[Dataset rows about figures]
· · · ·
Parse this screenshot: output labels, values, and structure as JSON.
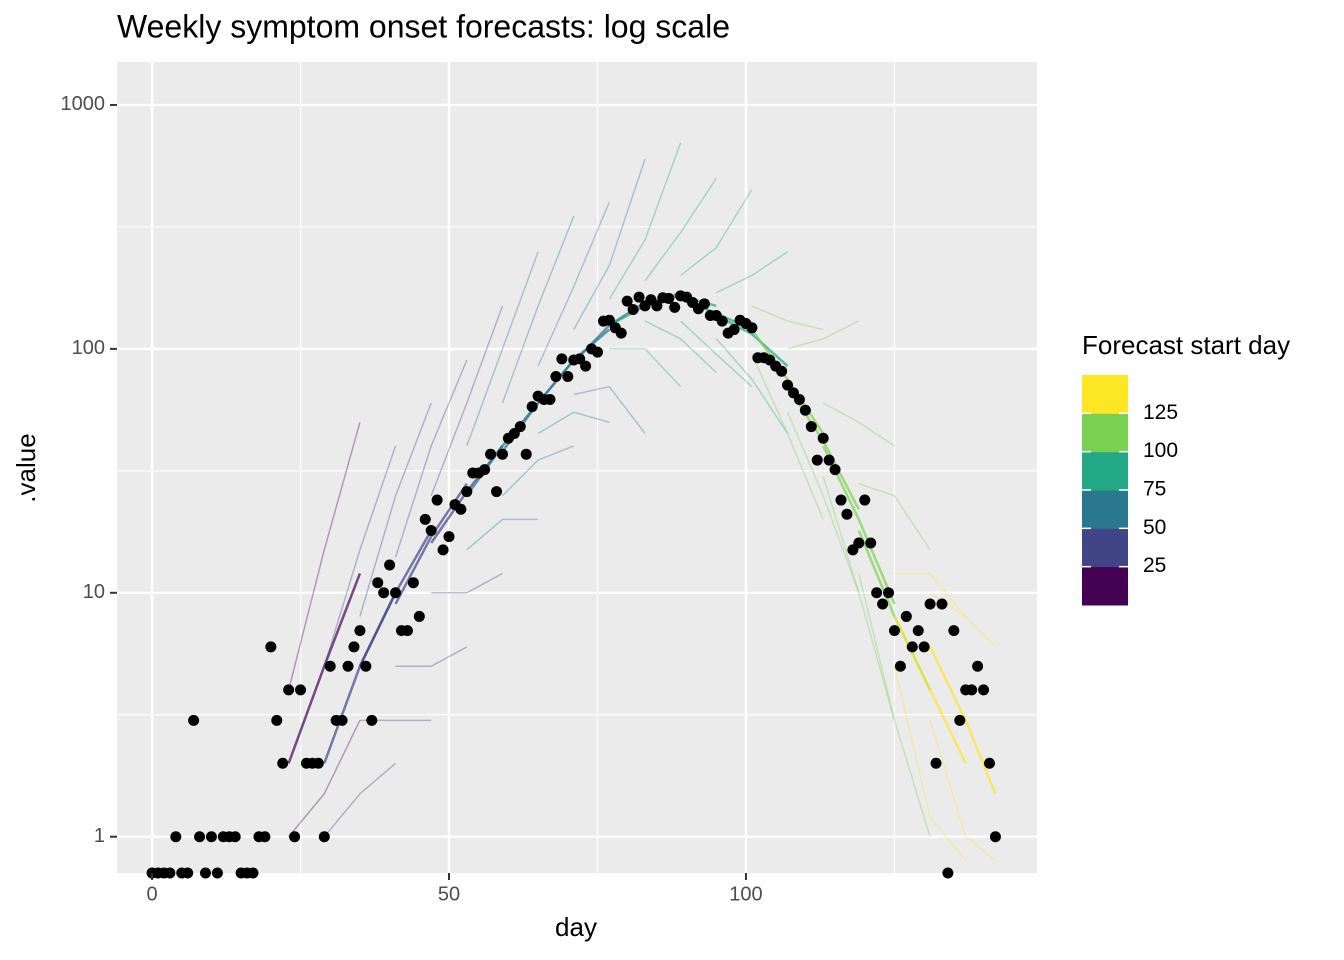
{
  "chart_data": {
    "type": "scatter",
    "title": "Weekly symptom onset forecasts: log scale",
    "x_label": "day",
    "y_label": ".value",
    "ylog": true,
    "grid": true,
    "xlim": [
      -5.9,
      149
    ],
    "ylim": [
      0.71,
      1500
    ],
    "xticks": [
      0,
      50,
      100
    ],
    "xminor": [
      25,
      75,
      125
    ],
    "yticks": [
      1,
      10,
      100,
      1000
    ],
    "yminor": [
      3.162,
      31.62,
      316.2
    ],
    "point_color": "#000000",
    "x": [
      0,
      1,
      2,
      3,
      4,
      5,
      6,
      7,
      8,
      9,
      10,
      11,
      12,
      13,
      14,
      15,
      16,
      17,
      18,
      19,
      20,
      21,
      22,
      23,
      24,
      25,
      26,
      27,
      28,
      29,
      30,
      31,
      32,
      33,
      34,
      35,
      36,
      37,
      38,
      39,
      40,
      41,
      42,
      43,
      44,
      45,
      46,
      47,
      48,
      49,
      50,
      51,
      52,
      53,
      54,
      55,
      56,
      57,
      58,
      59,
      60,
      61,
      62,
      63,
      64,
      65,
      66,
      67,
      68,
      69,
      70,
      71,
      72,
      73,
      74,
      75,
      76,
      77,
      78,
      79,
      80,
      81,
      82,
      83,
      84,
      85,
      86,
      87,
      88,
      89,
      90,
      91,
      92,
      93,
      94,
      95,
      96,
      97,
      98,
      99,
      100,
      101,
      102,
      103,
      104,
      105,
      106,
      107,
      108,
      109,
      110,
      111,
      112,
      113,
      114,
      115,
      116,
      117,
      118,
      119,
      120,
      121,
      122,
      123,
      124,
      125,
      126,
      127,
      128,
      129,
      130,
      131,
      132,
      133,
      134,
      135,
      136,
      137,
      138,
      139,
      140,
      141,
      142
    ],
    "values": [
      0,
      0,
      0,
      0,
      1,
      0,
      0,
      3,
      1,
      0,
      1,
      0,
      1,
      1,
      1,
      0,
      0,
      0,
      1,
      1,
      6,
      3,
      2,
      4,
      1,
      4,
      2,
      2,
      2,
      1,
      5,
      3,
      3,
      5,
      6,
      7,
      5,
      3,
      11,
      10,
      13,
      10,
      7,
      7,
      11,
      8,
      20,
      18,
      24,
      15,
      17,
      23,
      22,
      26,
      31,
      31,
      32,
      37,
      26,
      37,
      43,
      45,
      48,
      37,
      58,
      64,
      62,
      62,
      77,
      91,
      77,
      90,
      91,
      85,
      100,
      97,
      130,
      131,
      122,
      116,
      157,
      145,
      163,
      150,
      159,
      150,
      162,
      161,
      148,
      165,
      163,
      155,
      146,
      153,
      137,
      137,
      130,
      116,
      120,
      131,
      127,
      122,
      92,
      92,
      90,
      85,
      81,
      71,
      66,
      62,
      56,
      48,
      35,
      43,
      35,
      32,
      24,
      21,
      15,
      16,
      24,
      16,
      10,
      9,
      10,
      7,
      5,
      8,
      6,
      7,
      6,
      9,
      2,
      9,
      0,
      7,
      3,
      4,
      4,
      5,
      4,
      2,
      1
    ],
    "colorbar": {
      "title": "Forecast start day",
      "breaks": [
        25,
        50,
        75,
        100,
        125
      ],
      "colors": [
        "#440154",
        "#414487",
        "#2A788E",
        "#22A884",
        "#7AD151",
        "#FDE725"
      ]
    },
    "forecasts": [
      {
        "start": 23,
        "x": [
          23,
          29,
          35
        ],
        "low": [
          1,
          1.5,
          3
        ],
        "median": [
          2,
          5,
          12
        ],
        "high": [
          4,
          15,
          50
        ]
      },
      {
        "start": 29,
        "x": [
          29,
          35,
          41
        ],
        "low": [
          1,
          1.5,
          2
        ],
        "median": [
          2,
          5,
          10
        ],
        "high": [
          5,
          15,
          40
        ]
      },
      {
        "start": 35,
        "x": [
          35,
          41,
          47
        ],
        "low": [
          3,
          3,
          3
        ],
        "median": [
          5,
          10,
          18
        ],
        "high": [
          8,
          25,
          60
        ]
      },
      {
        "start": 41,
        "x": [
          41,
          47,
          53
        ],
        "low": [
          5,
          5,
          6
        ],
        "median": [
          9,
          17,
          28
        ],
        "high": [
          14,
          40,
          90
        ]
      },
      {
        "start": 47,
        "x": [
          47,
          53,
          59
        ],
        "low": [
          10,
          10,
          12
        ],
        "median": [
          16,
          26,
          40
        ],
        "high": [
          25,
          60,
          150
        ]
      },
      {
        "start": 53,
        "x": [
          53,
          59,
          65
        ],
        "low": [
          15,
          20,
          20
        ],
        "median": [
          25,
          40,
          60
        ],
        "high": [
          40,
          100,
          250
        ]
      },
      {
        "start": 59,
        "x": [
          59,
          65,
          71
        ],
        "low": [
          25,
          35,
          40
        ],
        "median": [
          38,
          60,
          90
        ],
        "high": [
          60,
          150,
          350
        ]
      },
      {
        "start": 65,
        "x": [
          65,
          71,
          77
        ],
        "low": [
          45,
          55,
          50
        ],
        "median": [
          60,
          90,
          120
        ],
        "high": [
          85,
          180,
          400
        ]
      },
      {
        "start": 71,
        "x": [
          71,
          77,
          83
        ],
        "low": [
          65,
          70,
          45
        ],
        "median": [
          88,
          125,
          155
        ],
        "high": [
          120,
          220,
          600
        ]
      },
      {
        "start": 77,
        "x": [
          77,
          83,
          89
        ],
        "low": [
          100,
          100,
          70
        ],
        "median": [
          125,
          150,
          170
        ],
        "high": [
          160,
          280,
          700
        ]
      },
      {
        "start": 83,
        "x": [
          83,
          89,
          95
        ],
        "low": [
          130,
          110,
          80
        ],
        "median": [
          155,
          165,
          150
        ],
        "high": [
          190,
          300,
          500
        ]
      },
      {
        "start": 89,
        "x": [
          89,
          95,
          101
        ],
        "low": [
          130,
          95,
          70
        ],
        "median": [
          160,
          140,
          120
        ],
        "high": [
          200,
          260,
          450
        ]
      },
      {
        "start": 95,
        "x": [
          95,
          101,
          107
        ],
        "low": [
          110,
          75,
          45
        ],
        "median": [
          137,
          115,
          85
        ],
        "high": [
          170,
          200,
          250
        ]
      },
      {
        "start": 101,
        "x": [
          101,
          107,
          113
        ],
        "low": [
          95,
          45,
          20
        ],
        "median": [
          120,
          75,
          45
        ],
        "high": [
          150,
          130,
          120
        ]
      },
      {
        "start": 107,
        "x": [
          107,
          113,
          119
        ],
        "low": [
          55,
          25,
          10
        ],
        "median": [
          70,
          42,
          22
        ],
        "high": [
          100,
          110,
          130
        ]
      },
      {
        "start": 113,
        "x": [
          113,
          119,
          125
        ],
        "low": [
          30,
          10,
          3
        ],
        "median": [
          40,
          20,
          9
        ],
        "high": [
          60,
          50,
          40
        ]
      },
      {
        "start": 119,
        "x": [
          119,
          125,
          131
        ],
        "low": [
          12,
          3,
          1
        ],
        "median": [
          18,
          8,
          4
        ],
        "high": [
          28,
          25,
          15
        ]
      },
      {
        "start": 125,
        "x": [
          125,
          131,
          137
        ],
        "low": [
          5,
          1.2,
          0.8
        ],
        "median": [
          8,
          4,
          2
        ],
        "high": [
          12,
          12,
          8
        ]
      },
      {
        "start": 131,
        "x": [
          131,
          137,
          142
        ],
        "low": [
          3,
          1,
          0.8
        ],
        "median": [
          6,
          3,
          1.5
        ],
        "high": [
          10,
          8,
          6
        ]
      }
    ]
  }
}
· · · ·
### TASK INSTRUCTIONS:
Copy the material above in full and exactly, skipping pictures.

### EXERCISE RESULT:
Parse this screenshot: output labels, values, and structure as JSON.
{
  "chart_data": {
    "type": "scatter",
    "title": "Weekly symptom onset forecasts: log scale",
    "x_label": "day",
    "y_label": ".value",
    "ylog": true,
    "grid": true,
    "xlim": [
      -5.9,
      149
    ],
    "ylim": [
      0.71,
      1500
    ],
    "xticks": [
      0,
      50,
      100
    ],
    "xminor": [
      25,
      75,
      125
    ],
    "yticks": [
      1,
      10,
      100,
      1000
    ],
    "yminor": [
      3.162,
      31.62,
      316.2
    ],
    "point_color": "#000000",
    "x": [
      0,
      1,
      2,
      3,
      4,
      5,
      6,
      7,
      8,
      9,
      10,
      11,
      12,
      13,
      14,
      15,
      16,
      17,
      18,
      19,
      20,
      21,
      22,
      23,
      24,
      25,
      26,
      27,
      28,
      29,
      30,
      31,
      32,
      33,
      34,
      35,
      36,
      37,
      38,
      39,
      40,
      41,
      42,
      43,
      44,
      45,
      46,
      47,
      48,
      49,
      50,
      51,
      52,
      53,
      54,
      55,
      56,
      57,
      58,
      59,
      60,
      61,
      62,
      63,
      64,
      65,
      66,
      67,
      68,
      69,
      70,
      71,
      72,
      73,
      74,
      75,
      76,
      77,
      78,
      79,
      80,
      81,
      82,
      83,
      84,
      85,
      86,
      87,
      88,
      89,
      90,
      91,
      92,
      93,
      94,
      95,
      96,
      97,
      98,
      99,
      100,
      101,
      102,
      103,
      104,
      105,
      106,
      107,
      108,
      109,
      110,
      111,
      112,
      113,
      114,
      115,
      116,
      117,
      118,
      119,
      120,
      121,
      122,
      123,
      124,
      125,
      126,
      127,
      128,
      129,
      130,
      131,
      132,
      133,
      134,
      135,
      136,
      137,
      138,
      139,
      140,
      141,
      142
    ],
    "values": [
      0,
      0,
      0,
      0,
      1,
      0,
      0,
      3,
      1,
      0,
      1,
      0,
      1,
      1,
      1,
      0,
      0,
      0,
      1,
      1,
      6,
      3,
      2,
      4,
      1,
      4,
      2,
      2,
      2,
      1,
      5,
      3,
      3,
      5,
      6,
      7,
      5,
      3,
      11,
      10,
      13,
      10,
      7,
      7,
      11,
      8,
      20,
      18,
      24,
      15,
      17,
      23,
      22,
      26,
      31,
      31,
      32,
      37,
      26,
      37,
      43,
      45,
      48,
      37,
      58,
      64,
      62,
      62,
      77,
      91,
      77,
      90,
      91,
      85,
      100,
      97,
      130,
      131,
      122,
      116,
      157,
      145,
      163,
      150,
      159,
      150,
      162,
      161,
      148,
      165,
      163,
      155,
      146,
      153,
      137,
      137,
      130,
      116,
      120,
      131,
      127,
      122,
      92,
      92,
      90,
      85,
      81,
      71,
      66,
      62,
      56,
      48,
      35,
      43,
      35,
      32,
      24,
      21,
      15,
      16,
      24,
      16,
      10,
      9,
      10,
      7,
      5,
      8,
      6,
      7,
      6,
      9,
      2,
      9,
      0,
      7,
      3,
      4,
      4,
      5,
      4,
      2,
      1
    ],
    "colorbar": {
      "title": "Forecast start day",
      "breaks": [
        25,
        50,
        75,
        100,
        125
      ],
      "colors": [
        "#440154",
        "#414487",
        "#2A788E",
        "#22A884",
        "#7AD151",
        "#FDE725"
      ]
    },
    "forecasts": [
      {
        "start": 23,
        "x": [
          23,
          29,
          35
        ],
        "low": [
          1,
          1.5,
          3
        ],
        "median": [
          2,
          5,
          12
        ],
        "high": [
          4,
          15,
          50
        ]
      },
      {
        "start": 29,
        "x": [
          29,
          35,
          41
        ],
        "low": [
          1,
          1.5,
          2
        ],
        "median": [
          2,
          5,
          10
        ],
        "high": [
          5,
          15,
          40
        ]
      },
      {
        "start": 35,
        "x": [
          35,
          41,
          47
        ],
        "low": [
          3,
          3,
          3
        ],
        "median": [
          5,
          10,
          18
        ],
        "high": [
          8,
          25,
          60
        ]
      },
      {
        "start": 41,
        "x": [
          41,
          47,
          53
        ],
        "low": [
          5,
          5,
          6
        ],
        "median": [
          9,
          17,
          28
        ],
        "high": [
          14,
          40,
          90
        ]
      },
      {
        "start": 47,
        "x": [
          47,
          53,
          59
        ],
        "low": [
          10,
          10,
          12
        ],
        "median": [
          16,
          26,
          40
        ],
        "high": [
          25,
          60,
          150
        ]
      },
      {
        "start": 53,
        "x": [
          53,
          59,
          65
        ],
        "low": [
          15,
          20,
          20
        ],
        "median": [
          25,
          40,
          60
        ],
        "high": [
          40,
          100,
          250
        ]
      },
      {
        "start": 59,
        "x": [
          59,
          65,
          71
        ],
        "low": [
          25,
          35,
          40
        ],
        "median": [
          38,
          60,
          90
        ],
        "high": [
          60,
          150,
          350
        ]
      },
      {
        "start": 65,
        "x": [
          65,
          71,
          77
        ],
        "low": [
          45,
          55,
          50
        ],
        "median": [
          60,
          90,
          120
        ],
        "high": [
          85,
          180,
          400
        ]
      },
      {
        "start": 71,
        "x": [
          71,
          77,
          83
        ],
        "low": [
          65,
          70,
          45
        ],
        "median": [
          88,
          125,
          155
        ],
        "high": [
          120,
          220,
          600
        ]
      },
      {
        "start": 77,
        "x": [
          77,
          83,
          89
        ],
        "low": [
          100,
          100,
          70
        ],
        "median": [
          125,
          150,
          170
        ],
        "high": [
          160,
          280,
          700
        ]
      },
      {
        "start": 83,
        "x": [
          83,
          89,
          95
        ],
        "low": [
          130,
          110,
          80
        ],
        "median": [
          155,
          165,
          150
        ],
        "high": [
          190,
          300,
          500
        ]
      },
      {
        "start": 89,
        "x": [
          89,
          95,
          101
        ],
        "low": [
          130,
          95,
          70
        ],
        "median": [
          160,
          140,
          120
        ],
        "high": [
          200,
          260,
          450
        ]
      },
      {
        "start": 95,
        "x": [
          95,
          101,
          107
        ],
        "low": [
          110,
          75,
          45
        ],
        "median": [
          137,
          115,
          85
        ],
        "high": [
          170,
          200,
          250
        ]
      },
      {
        "start": 101,
        "x": [
          101,
          107,
          113
        ],
        "low": [
          95,
          45,
          20
        ],
        "median": [
          120,
          75,
          45
        ],
        "high": [
          150,
          130,
          120
        ]
      },
      {
        "start": 107,
        "x": [
          107,
          113,
          119
        ],
        "low": [
          55,
          25,
          10
        ],
        "median": [
          70,
          42,
          22
        ],
        "high": [
          100,
          110,
          130
        ]
      },
      {
        "start": 113,
        "x": [
          113,
          119,
          125
        ],
        "low": [
          30,
          10,
          3
        ],
        "median": [
          40,
          20,
          9
        ],
        "high": [
          60,
          50,
          40
        ]
      },
      {
        "start": 119,
        "x": [
          119,
          125,
          131
        ],
        "low": [
          12,
          3,
          1
        ],
        "median": [
          18,
          8,
          4
        ],
        "high": [
          28,
          25,
          15
        ]
      },
      {
        "start": 125,
        "x": [
          125,
          131,
          137
        ],
        "low": [
          5,
          1.2,
          0.8
        ],
        "median": [
          8,
          4,
          2
        ],
        "high": [
          12,
          12,
          8
        ]
      },
      {
        "start": 131,
        "x": [
          131,
          137,
          142
        ],
        "low": [
          3,
          1,
          0.8
        ],
        "median": [
          6,
          3,
          1.5
        ],
        "high": [
          10,
          8,
          6
        ]
      }
    ]
  }
}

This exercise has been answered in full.